— Begin —

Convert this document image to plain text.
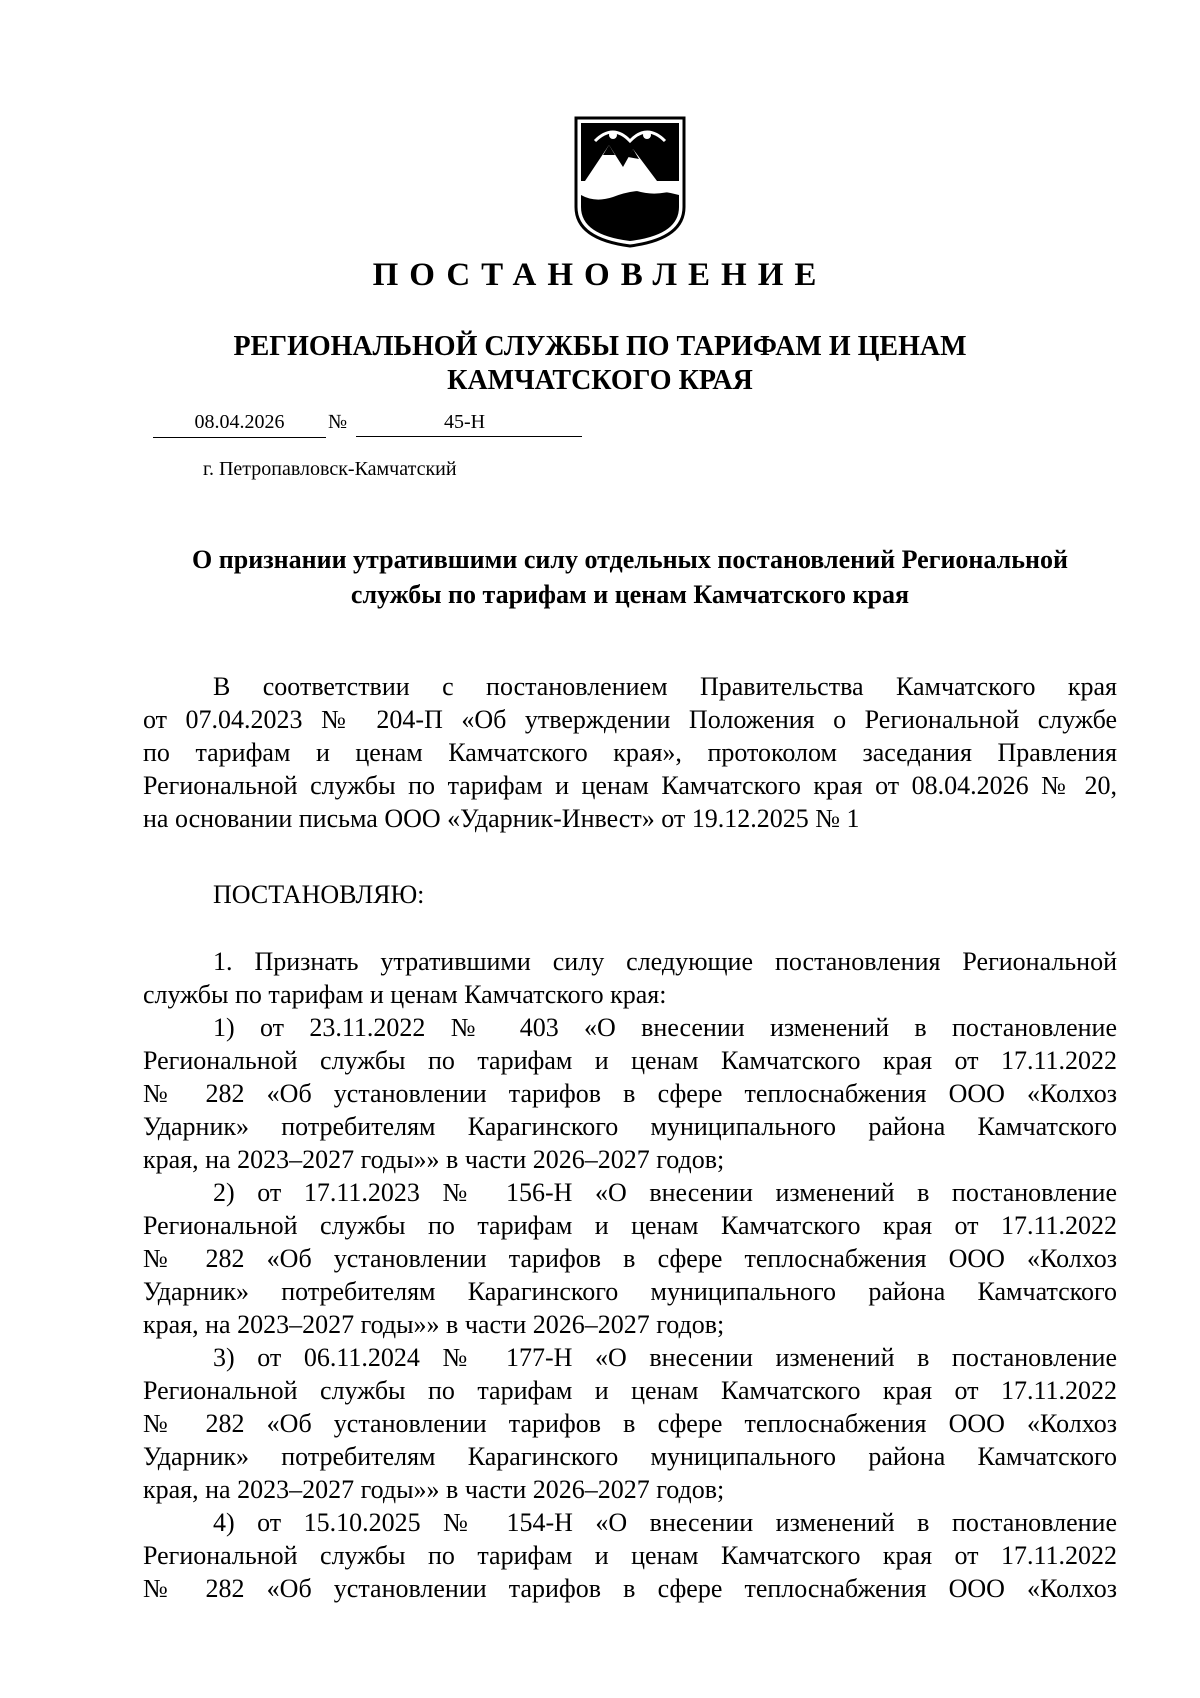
ПОСТАНОВЛЕНИЕ
РЕГИОНАЛЬНОЙ СЛУЖБЫ ПО ТАРИФАМ И ЦЕНАМ
КАМЧАТСКОГО КРАЯ
08.04.2026	№	45-Н
г. Петропавловск-Камчатский
О признании утратившими силу отдельных постановлений Региональной
службы по тарифам и ценам Камчатского края
В соответствии с постановлением Правительства Камчатского края
от 07.04.2023 № 204-П «Об утверждении Положения о Региональной службе
по тарифам и ценам Камчатского края», протоколом заседания Правления
Региональной службы по тарифам и ценам Камчатского края от 08.04.2026 № 20,
на основании письма ООО «Ударник-Инвест» от 19.12.2025 № 1
ПОСТАНОВЛЯЮ:
1. Признать утратившими силу следующие постановления Региональной
службы по тарифам и ценам Камчатского края:
1) от 23.11.2022 № 403 «О внесении изменений в постановление
Региональной службы по тарифам и ценам Камчатского края от 17.11.2022
№ 282 «Об установлении тарифов в сфере теплоснабжения ООО «Колхоз
Ударник» потребителям Карагинского муниципального района Камчатского
края, на 2023–2027 годы»» в части 2026–2027 годов;
2) от 17.11.2023 № 156-Н «О внесении изменений в постановление
Региональной службы по тарифам и ценам Камчатского края от 17.11.2022
№ 282 «Об установлении тарифов в сфере теплоснабжения ООО «Колхоз
Ударник» потребителям Карагинского муниципального района Камчатского
края, на 2023–2027 годы»» в части 2026–2027 годов;
3) от 06.11.2024 № 177-Н «О внесении изменений в постановление
Региональной службы по тарифам и ценам Камчатского края от 17.11.2022
№ 282 «Об установлении тарифов в сфере теплоснабжения ООО «Колхоз
Ударник» потребителям Карагинского муниципального района Камчатского
края, на 2023–2027 годы»» в части 2026–2027 годов;
4) от 15.10.2025 № 154-Н «О внесении изменений в постановление
Региональной службы по тарифам и ценам Камчатского края от 17.11.2022
№ 282 «Об установлении тарифов в сфере теплоснабжения ООО «Колхоз
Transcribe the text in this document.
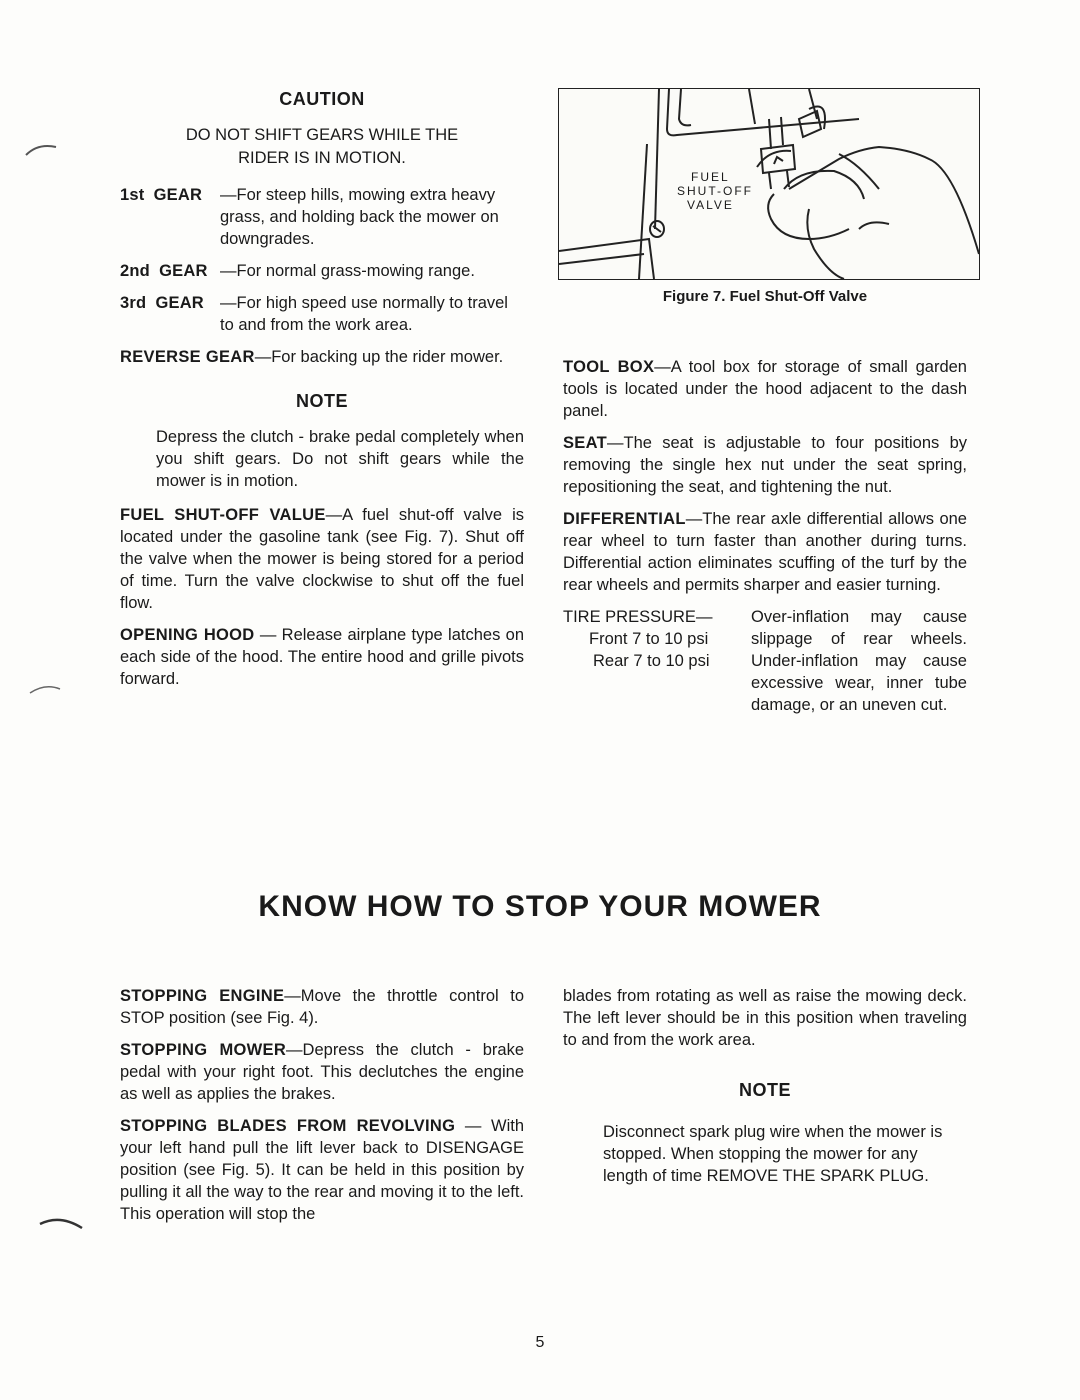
CAUTION
DO NOT SHIFT GEARS WHILE THE
RIDER IS IN MOTION.
1st GEAR	—For steep hills, mowing extra heavy grass, and holding back the mower on downgrades.
2nd GEAR —For normal grass-mowing range.
3rd GEAR —For high speed use normally to travel to and from the work area.
REVERSE GEAR—For backing up the rider mower.
NOTE
Depress the clutch - brake pedal completely when you shift gears. Do not shift gears while the mower is in motion.
FUEL SHUT-OFF VALUE—A fuel shut-off valve is located under the gasoline tank (see Fig. 7). Shut off the valve when the mower is being stored for a period of time. Turn the valve clockwise to shut off the fuel flow.
OPENING HOOD — Release airplane type latches on each side of the hood. The entire hood and grille pivots forward.
FUEL
SHUT-OFF
VALVE
Figure 7. Fuel Shut-Off Valve
TOOL BOX—A tool box for storage of small garden tools is located under the hood adjacent to the dash panel.
SEAT—The seat is adjustable to four positions by removing the single hex nut under the seat spring, repositioning the seat, and tightening the nut.
DIFFERENTIAL—The rear axle differential allows one rear wheel to turn faster than another during turns. Differential action eliminates scuffing of the turf by the rear wheels and permits sharper and easier turning.
TIRE PRESSURE—
Front 7 to 10 psi
Rear 7 to 10 psi
Over-inflation may cause slippage of rear wheels. Under-inflation may cause excessive wear, inner tube damage, or an uneven cut.
KNOW HOW TO STOP YOUR MOWER
STOPPING ENGINE—Move the throttle control to STOP position (see Fig. 4).
STOPPING MOWER—Depress the clutch - brake pedal with your right foot. This declutches the engine as well as applies the brakes.
STOPPING BLADES FROM REVOLVING — With your left hand pull the lift lever back to DISENGAGE position (see Fig. 5). It can be held in this position by pulling it all the way to the rear and moving it to the left. This operation will stop the
blades from rotating as well as raise the mowing deck. The left lever should be in this position when traveling to and from the work area.
NOTE
Disconnect spark plug wire when the mower is stopped. When stopping the mower for any length of time REMOVE THE SPARK PLUG.
5
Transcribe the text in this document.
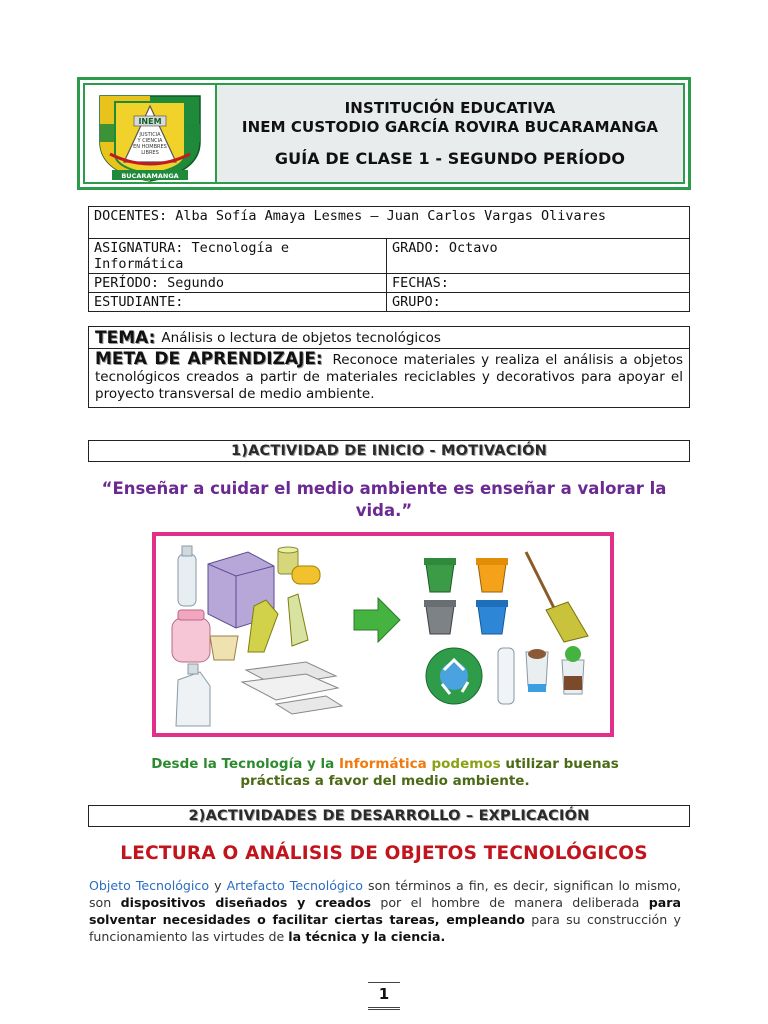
INEM
JUSTICIA
Y CIENCIA
EN HOMBRES
LIBRES
BUCARAMANGA
INSTITUCIÓN EDUCATIVA
INEM CUSTODIO GARCÍA ROVIRA BUCARAMANGA
GUÍA DE CLASE 1 - SEGUNDO PERÍODO
DOCENTES: Alba Sofía Amaya Lesmes – Juan Carlos Vargas Olivares	
ASIGNATURA: Tecnología e Informática	GRADO: Octavo
PERÍODO: Segundo	FECHAS:
ESTUDIANTE:	GRUPO:
TEMA: Análisis o lectura de objetos tecnológicos
META DE APRENDIZAJE: Reconoce materiales y realiza el análisis a objetos tecnológicos creados a partir de materiales reciclables y decorativos para apoyar el proyecto transversal de medio ambiente.
1)ACTIVIDAD DE INICIO - MOTIVACIÓN
“Enseñar a cuidar el medio ambiente es enseñar a valorar la vida.”
Desde la Tecnología y la Informática podemos utilizar buenas
prácticas a favor del medio ambiente.
2)ACTIVIDADES DE DESARROLLO – EXPLICACIÓN
LECTURA O ANÁLISIS DE OBJETOS TECNOLÓGICOS
Objeto Tecnológico y Artefacto Tecnológico son términos a fin, es decir, significan lo mismo, son dispositivos diseñados y creados por el hombre de manera deliberada para solventar necesidades o facilitar ciertas tareas, empleando para su construcción y funcionamiento las virtudes de la técnica y la ciencia.
1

— End —

§ What to work on
The entries above are to be returned exactly, without their pictures.

§ Solution to the exercise
Convert this document image to plain text.
ПОСТАНОВЛЕНИЕ
РЕГИОНАЛЬНОЙ СЛУЖБЫ ПО ТАРИФАМ И ЦЕНАМ
КАМЧАТСКОГО КРАЯ
08.04.2026	№	45-Н
г. Петропавловск-Камчатский
О признании утратившими силу отдельных постановлений Региональной
службы по тарифам и ценам Камчатского края
В соответствии с постановлением Правительства Камчатского края
от 07.04.2023 № 204-П «Об утверждении Положения о Региональной службе
по тарифам и ценам Камчатского края», протоколом заседания Правления
Региональной службы по тарифам и ценам Камчатского края от 08.04.2026 № 20,
на основании письма ООО «Ударник-Инвест» от 19.12.2025 № 1
ПОСТАНОВЛЯЮ:
1. Признать утратившими силу следующие постановления Региональной
службы по тарифам и ценам Камчатского края:
1) от 23.11.2022 № 403 «О внесении изменений в постановление
Региональной службы по тарифам и ценам Камчатского края от 17.11.2022
№ 282 «Об установлении тарифов в сфере теплоснабжения ООО «Колхоз
Ударник» потребителям Карагинского муниципального района Камчатского
края, на 2023–2027 годы»» в части 2026–2027 годов;
2) от 17.11.2023 № 156-Н «О внесении изменений в постановление
Региональной службы по тарифам и ценам Камчатского края от 17.11.2022
№ 282 «Об установлении тарифов в сфере теплоснабжения ООО «Колхоз
Ударник» потребителям Карагинского муниципального района Камчатского
края, на 2023–2027 годы»» в части 2026–2027 годов;
3) от 06.11.2024 № 177-Н «О внесении изменений в постановление
Региональной службы по тарифам и ценам Камчатского края от 17.11.2022
№ 282 «Об установлении тарифов в сфере теплоснабжения ООО «Колхоз
Ударник» потребителям Карагинского муниципального района Камчатского
края, на 2023–2027 годы»» в части 2026–2027 годов;
4) от 15.10.2025 № 154-Н «О внесении изменений в постановление
Региональной службы по тарифам и ценам Камчатского края от 17.11.2022
№ 282 «Об установлении тарифов в сфере теплоснабжения ООО «Колхоз
Transcribe the text in this document.
CAUTION
DO NOT SHIFT GEARS WHILE THE
RIDER IS IN MOTION.
1st GEAR	—For steep hills, mowing extra heavy grass, and holding back the mower on downgrades.
2nd GEAR —For normal grass-mowing range.
3rd GEAR —For high speed use normally to travel to and from the work area.
REVERSE GEAR—For backing up the rider mower.
NOTE
Depress the clutch - brake pedal completely when you shift gears. Do not shift gears while the mower is in motion.
FUEL SHUT-OFF VALUE—A fuel shut-off valve is located under the gasoline tank (see Fig. 7). Shut off the valve when the mower is being stored for a period of time. Turn the valve clockwise to shut off the fuel flow.
OPENING HOOD — Release airplane type latches on each side of the hood. The entire hood and grille pivots forward.
FUEL
SHUT-OFF
VALVE
Figure 7. Fuel Shut-Off Valve
TOOL BOX—A tool box for storage of small garden tools is located under the hood adjacent to the dash panel.
SEAT—The seat is adjustable to four positions by removing the single hex nut under the seat spring, repositioning the seat, and tightening the nut.
DIFFERENTIAL—The rear axle differential allows one rear wheel to turn faster than another during turns. Differential action eliminates scuffing of the turf by the rear wheels and permits sharper and easier turning.
TIRE PRESSURE—
Front 7 to 10 psi
Rear 7 to 10 psi
Over-inflation may cause slippage of rear wheels. Under-inflation may cause excessive wear, inner tube damage, or an uneven cut.
KNOW HOW TO STOP YOUR MOWER
STOPPING ENGINE—Move the throttle control to STOP position (see Fig. 4).
STOPPING MOWER—Depress the clutch - brake pedal with your right foot. This declutches the engine as well as applies the brakes.
STOPPING BLADES FROM REVOLVING — With your left hand pull the lift lever back to DISENGAGE position (see Fig. 5). It can be held in this position by pulling it all the way to the rear and moving it to the left. This operation will stop the
blades from rotating as well as raise the mowing deck. The left lever should be in this position when traveling to and from the work area.
NOTE
Disconnect spark plug wire when the mower is stopped. When stopping the mower for any length of time REMOVE THE SPARK PLUG.
5
Transcribe the text in this document.
INEM
JUSTICIA
Y CIENCIA
EN HOMBRES
LIBRES
BUCARAMANGA
INSTITUCIÓN EDUCATIVA
INEM CUSTODIO GARCÍA ROVIRA BUCARAMANGA
GUÍA DE CLASE 1 - SEGUNDO PERÍODO
DOCENTES: Alba Sofía Amaya Lesmes – Juan Carlos Vargas Olivares	
ASIGNATURA: Tecnología e Informática	GRADO: Octavo
PERÍODO: Segundo	FECHAS:
ESTUDIANTE:	GRUPO:
TEMA: Análisis o lectura de objetos tecnológicos
META DE APRENDIZAJE: Reconoce materiales y realiza el análisis a objetos tecnológicos creados a partir de materiales reciclables y decorativos para apoyar el proyecto transversal de medio ambiente.
1)ACTIVIDAD DE INICIO - MOTIVACIÓN
“Enseñar a cuidar el medio ambiente es enseñar a valorar la vida.”
Desde la Tecnología y la Informática podemos utilizar buenas
prácticas a favor del medio ambiente.
2)ACTIVIDADES DE DESARROLLO – EXPLICACIÓN
LECTURA O ANÁLISIS DE OBJETOS TECNOLÓGICOS
Objeto Tecnológico y Artefacto Tecnológico son términos a fin, es decir, significan lo mismo, son dispositivos diseñados y creados por el hombre de manera deliberada para solventar necesidades o facilitar ciertas tareas, empleando para su construcción y funcionamiento las virtudes de la técnica y la ciencia.
1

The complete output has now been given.